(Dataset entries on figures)
------------------------------------------------------------

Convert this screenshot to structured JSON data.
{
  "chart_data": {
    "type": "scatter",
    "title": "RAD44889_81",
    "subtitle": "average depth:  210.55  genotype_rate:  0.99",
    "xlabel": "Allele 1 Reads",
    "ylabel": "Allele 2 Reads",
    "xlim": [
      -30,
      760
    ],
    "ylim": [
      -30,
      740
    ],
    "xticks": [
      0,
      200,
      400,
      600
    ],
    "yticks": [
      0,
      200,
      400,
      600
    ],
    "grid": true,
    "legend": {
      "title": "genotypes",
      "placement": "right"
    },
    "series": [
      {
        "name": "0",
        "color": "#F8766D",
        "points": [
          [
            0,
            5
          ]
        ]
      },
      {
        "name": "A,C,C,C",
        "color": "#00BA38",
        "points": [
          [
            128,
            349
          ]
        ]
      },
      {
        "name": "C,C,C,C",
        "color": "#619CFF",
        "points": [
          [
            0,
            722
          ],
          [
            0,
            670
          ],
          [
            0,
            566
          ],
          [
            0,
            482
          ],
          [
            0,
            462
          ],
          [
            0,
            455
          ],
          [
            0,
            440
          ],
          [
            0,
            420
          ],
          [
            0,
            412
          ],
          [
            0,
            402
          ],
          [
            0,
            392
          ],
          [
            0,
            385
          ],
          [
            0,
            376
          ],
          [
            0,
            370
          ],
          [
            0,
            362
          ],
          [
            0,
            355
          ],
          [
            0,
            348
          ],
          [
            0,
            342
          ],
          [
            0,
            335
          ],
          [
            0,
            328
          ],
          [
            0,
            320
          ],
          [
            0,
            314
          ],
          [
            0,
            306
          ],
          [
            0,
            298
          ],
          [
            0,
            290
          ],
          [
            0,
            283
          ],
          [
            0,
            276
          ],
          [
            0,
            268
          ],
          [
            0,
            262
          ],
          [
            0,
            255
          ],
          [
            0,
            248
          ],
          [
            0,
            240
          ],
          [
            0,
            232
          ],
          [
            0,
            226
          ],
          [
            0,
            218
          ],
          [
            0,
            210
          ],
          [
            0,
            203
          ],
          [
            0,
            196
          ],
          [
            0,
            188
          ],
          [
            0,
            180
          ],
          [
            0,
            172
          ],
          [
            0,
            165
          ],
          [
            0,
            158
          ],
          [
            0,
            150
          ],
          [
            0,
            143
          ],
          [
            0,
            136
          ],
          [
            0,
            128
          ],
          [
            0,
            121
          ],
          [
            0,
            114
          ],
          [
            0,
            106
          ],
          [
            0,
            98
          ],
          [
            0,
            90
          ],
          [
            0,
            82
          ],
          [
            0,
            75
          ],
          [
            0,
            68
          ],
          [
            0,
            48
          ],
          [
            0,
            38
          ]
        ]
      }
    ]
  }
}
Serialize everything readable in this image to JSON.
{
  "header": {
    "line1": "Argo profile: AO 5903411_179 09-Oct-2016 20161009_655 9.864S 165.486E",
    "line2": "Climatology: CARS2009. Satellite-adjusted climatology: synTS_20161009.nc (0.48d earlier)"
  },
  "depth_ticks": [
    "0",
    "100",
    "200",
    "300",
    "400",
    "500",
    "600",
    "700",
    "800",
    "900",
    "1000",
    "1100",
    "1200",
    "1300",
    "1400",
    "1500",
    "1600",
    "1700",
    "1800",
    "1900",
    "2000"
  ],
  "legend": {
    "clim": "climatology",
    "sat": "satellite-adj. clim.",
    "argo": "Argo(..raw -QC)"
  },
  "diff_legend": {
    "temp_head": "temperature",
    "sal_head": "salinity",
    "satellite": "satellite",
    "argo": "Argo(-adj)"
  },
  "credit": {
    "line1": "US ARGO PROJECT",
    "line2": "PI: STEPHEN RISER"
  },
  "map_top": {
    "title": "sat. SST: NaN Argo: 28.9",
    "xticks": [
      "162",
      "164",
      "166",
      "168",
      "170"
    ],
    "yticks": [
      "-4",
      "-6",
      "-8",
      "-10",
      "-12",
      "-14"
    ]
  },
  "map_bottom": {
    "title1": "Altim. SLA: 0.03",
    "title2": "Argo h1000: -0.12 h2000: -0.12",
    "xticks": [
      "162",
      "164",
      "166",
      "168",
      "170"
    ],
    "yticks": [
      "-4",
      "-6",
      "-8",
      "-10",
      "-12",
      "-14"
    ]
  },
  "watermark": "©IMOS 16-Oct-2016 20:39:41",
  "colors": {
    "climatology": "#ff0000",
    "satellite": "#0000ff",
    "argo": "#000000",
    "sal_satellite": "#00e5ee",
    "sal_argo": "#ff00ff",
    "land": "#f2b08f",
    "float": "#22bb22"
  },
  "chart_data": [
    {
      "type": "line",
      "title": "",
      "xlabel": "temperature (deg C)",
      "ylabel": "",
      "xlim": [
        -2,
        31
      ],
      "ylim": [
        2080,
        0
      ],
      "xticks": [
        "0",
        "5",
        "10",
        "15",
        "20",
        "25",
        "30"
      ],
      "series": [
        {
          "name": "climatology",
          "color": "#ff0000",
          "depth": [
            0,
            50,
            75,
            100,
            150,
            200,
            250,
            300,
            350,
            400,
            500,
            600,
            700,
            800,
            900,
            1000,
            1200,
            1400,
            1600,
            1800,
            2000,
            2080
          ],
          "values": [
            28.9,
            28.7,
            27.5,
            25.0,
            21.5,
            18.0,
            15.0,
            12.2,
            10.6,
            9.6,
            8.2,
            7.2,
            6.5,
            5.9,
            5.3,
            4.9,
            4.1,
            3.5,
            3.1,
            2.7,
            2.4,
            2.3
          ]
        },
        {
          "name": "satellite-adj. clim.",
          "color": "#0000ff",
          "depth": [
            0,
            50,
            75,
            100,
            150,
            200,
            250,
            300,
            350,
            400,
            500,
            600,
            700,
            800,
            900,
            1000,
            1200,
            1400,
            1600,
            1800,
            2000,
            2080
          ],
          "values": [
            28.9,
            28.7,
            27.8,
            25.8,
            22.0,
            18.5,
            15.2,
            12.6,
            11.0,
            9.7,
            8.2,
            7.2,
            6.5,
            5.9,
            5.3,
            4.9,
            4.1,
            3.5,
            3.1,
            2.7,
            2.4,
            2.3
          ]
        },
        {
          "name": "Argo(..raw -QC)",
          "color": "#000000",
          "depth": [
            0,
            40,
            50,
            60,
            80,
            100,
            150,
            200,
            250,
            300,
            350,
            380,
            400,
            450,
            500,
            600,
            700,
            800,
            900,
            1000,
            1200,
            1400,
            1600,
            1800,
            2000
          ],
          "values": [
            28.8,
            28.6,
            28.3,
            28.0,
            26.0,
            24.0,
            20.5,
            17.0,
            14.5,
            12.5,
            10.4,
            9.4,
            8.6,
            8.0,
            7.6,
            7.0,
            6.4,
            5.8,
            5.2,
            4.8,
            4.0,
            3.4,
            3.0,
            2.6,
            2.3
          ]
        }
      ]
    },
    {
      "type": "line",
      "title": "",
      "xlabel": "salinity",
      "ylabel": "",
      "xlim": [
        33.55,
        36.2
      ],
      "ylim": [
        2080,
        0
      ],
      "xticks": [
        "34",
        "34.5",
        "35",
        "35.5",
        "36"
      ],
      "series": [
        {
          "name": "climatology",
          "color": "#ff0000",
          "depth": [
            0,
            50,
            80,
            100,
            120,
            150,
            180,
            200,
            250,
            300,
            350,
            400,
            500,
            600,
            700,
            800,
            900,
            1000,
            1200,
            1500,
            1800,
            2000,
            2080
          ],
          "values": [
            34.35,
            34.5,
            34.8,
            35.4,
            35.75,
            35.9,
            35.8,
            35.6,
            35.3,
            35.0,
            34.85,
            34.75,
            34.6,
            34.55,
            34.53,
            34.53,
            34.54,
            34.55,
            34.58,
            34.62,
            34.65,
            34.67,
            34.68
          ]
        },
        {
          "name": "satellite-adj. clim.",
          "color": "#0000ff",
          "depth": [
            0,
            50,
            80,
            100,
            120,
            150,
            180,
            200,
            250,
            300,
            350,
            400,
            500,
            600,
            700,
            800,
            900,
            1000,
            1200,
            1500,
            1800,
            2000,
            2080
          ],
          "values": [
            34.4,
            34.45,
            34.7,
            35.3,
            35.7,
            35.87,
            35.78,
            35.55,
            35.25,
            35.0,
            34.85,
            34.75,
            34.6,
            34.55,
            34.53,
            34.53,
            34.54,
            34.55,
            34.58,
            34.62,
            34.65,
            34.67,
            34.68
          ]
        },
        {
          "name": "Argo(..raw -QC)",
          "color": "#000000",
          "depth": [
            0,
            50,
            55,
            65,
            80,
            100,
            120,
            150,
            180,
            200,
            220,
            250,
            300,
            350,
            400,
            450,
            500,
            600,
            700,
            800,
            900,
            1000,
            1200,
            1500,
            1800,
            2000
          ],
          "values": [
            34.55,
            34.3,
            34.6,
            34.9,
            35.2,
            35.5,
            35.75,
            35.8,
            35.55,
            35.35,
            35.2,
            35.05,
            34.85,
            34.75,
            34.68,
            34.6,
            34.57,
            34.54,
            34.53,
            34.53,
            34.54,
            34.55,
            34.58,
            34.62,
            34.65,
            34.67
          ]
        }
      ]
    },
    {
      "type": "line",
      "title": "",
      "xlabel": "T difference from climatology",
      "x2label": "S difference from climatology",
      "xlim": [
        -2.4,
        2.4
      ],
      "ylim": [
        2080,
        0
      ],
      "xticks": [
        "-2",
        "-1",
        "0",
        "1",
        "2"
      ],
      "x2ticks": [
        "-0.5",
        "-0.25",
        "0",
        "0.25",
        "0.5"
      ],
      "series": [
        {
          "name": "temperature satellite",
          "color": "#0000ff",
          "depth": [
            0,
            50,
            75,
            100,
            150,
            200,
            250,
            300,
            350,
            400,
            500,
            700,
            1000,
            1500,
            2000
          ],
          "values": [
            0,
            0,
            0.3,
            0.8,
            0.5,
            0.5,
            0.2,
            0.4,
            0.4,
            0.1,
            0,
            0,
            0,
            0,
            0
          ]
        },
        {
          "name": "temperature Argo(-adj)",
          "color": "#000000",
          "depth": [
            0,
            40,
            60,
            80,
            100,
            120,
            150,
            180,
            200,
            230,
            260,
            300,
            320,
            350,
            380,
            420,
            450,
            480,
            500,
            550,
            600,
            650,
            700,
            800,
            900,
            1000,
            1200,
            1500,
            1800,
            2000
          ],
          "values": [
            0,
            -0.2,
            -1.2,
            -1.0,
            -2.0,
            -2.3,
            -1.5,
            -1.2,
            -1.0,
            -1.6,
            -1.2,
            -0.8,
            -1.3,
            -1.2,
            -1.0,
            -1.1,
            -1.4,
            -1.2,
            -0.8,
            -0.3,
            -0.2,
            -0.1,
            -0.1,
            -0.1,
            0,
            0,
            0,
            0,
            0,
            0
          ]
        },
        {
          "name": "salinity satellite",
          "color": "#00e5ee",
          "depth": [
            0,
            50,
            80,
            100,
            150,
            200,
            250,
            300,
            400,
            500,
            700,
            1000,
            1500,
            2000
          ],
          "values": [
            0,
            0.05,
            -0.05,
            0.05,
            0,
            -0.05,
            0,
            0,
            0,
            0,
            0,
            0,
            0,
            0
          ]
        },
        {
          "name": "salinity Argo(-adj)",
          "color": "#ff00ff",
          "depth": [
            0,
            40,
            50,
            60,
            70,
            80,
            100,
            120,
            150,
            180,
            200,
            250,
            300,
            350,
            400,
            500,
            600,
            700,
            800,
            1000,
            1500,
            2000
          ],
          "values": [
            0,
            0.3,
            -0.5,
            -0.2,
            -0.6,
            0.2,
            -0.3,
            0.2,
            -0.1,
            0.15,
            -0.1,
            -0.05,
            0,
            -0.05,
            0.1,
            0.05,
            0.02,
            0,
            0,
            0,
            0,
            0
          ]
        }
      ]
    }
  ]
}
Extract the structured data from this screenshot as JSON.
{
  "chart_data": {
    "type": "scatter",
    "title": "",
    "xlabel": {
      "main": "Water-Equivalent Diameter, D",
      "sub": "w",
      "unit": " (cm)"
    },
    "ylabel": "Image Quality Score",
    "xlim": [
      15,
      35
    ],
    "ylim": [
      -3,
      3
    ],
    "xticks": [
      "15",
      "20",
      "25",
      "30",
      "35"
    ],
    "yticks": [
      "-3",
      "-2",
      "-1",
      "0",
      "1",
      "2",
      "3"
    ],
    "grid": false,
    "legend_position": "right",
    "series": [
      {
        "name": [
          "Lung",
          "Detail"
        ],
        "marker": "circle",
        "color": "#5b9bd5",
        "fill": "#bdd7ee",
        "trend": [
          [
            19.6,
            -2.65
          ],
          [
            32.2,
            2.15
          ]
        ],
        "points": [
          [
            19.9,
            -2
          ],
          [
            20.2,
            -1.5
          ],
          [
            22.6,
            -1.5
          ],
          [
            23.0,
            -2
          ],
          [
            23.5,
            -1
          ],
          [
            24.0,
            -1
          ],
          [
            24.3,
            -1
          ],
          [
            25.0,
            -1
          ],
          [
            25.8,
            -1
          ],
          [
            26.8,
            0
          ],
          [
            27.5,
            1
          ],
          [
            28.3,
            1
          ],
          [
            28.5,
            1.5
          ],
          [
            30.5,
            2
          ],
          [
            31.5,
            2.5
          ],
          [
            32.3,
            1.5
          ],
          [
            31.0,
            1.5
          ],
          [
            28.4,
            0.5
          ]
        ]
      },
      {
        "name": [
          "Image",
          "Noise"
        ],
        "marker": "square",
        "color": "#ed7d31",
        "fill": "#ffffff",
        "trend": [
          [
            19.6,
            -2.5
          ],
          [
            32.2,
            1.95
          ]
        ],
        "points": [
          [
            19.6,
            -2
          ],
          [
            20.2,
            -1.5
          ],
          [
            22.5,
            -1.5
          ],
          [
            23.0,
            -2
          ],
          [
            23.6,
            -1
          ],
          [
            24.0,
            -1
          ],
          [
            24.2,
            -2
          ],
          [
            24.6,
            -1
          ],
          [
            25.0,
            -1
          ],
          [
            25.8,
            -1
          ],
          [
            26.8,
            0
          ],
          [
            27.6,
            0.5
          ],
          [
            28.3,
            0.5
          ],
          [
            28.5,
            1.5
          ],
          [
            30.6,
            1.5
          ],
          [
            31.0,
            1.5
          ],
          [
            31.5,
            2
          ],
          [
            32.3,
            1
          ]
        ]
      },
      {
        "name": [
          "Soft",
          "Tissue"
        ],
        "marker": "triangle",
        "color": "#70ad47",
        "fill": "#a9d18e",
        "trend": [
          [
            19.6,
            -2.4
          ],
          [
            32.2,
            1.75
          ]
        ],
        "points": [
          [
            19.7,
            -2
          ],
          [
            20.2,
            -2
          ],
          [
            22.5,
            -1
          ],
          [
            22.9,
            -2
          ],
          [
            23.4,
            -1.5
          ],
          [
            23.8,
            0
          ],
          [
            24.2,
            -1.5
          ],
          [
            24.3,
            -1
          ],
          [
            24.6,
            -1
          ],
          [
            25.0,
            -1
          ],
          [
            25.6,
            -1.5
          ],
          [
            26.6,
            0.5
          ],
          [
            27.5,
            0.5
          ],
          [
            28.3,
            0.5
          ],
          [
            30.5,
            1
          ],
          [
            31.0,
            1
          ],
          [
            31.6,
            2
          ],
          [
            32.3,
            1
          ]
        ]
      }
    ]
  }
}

------------------------------------------------------------

**Work to do**
Among the records above, find each line holding the string "ylabel" and pull it out.

**Response to this task**
    "ylabel": "Allele 2 Reads",
      "ylabel": "",
      "ylabel": "",
    "ylabel": "Image Quality Score",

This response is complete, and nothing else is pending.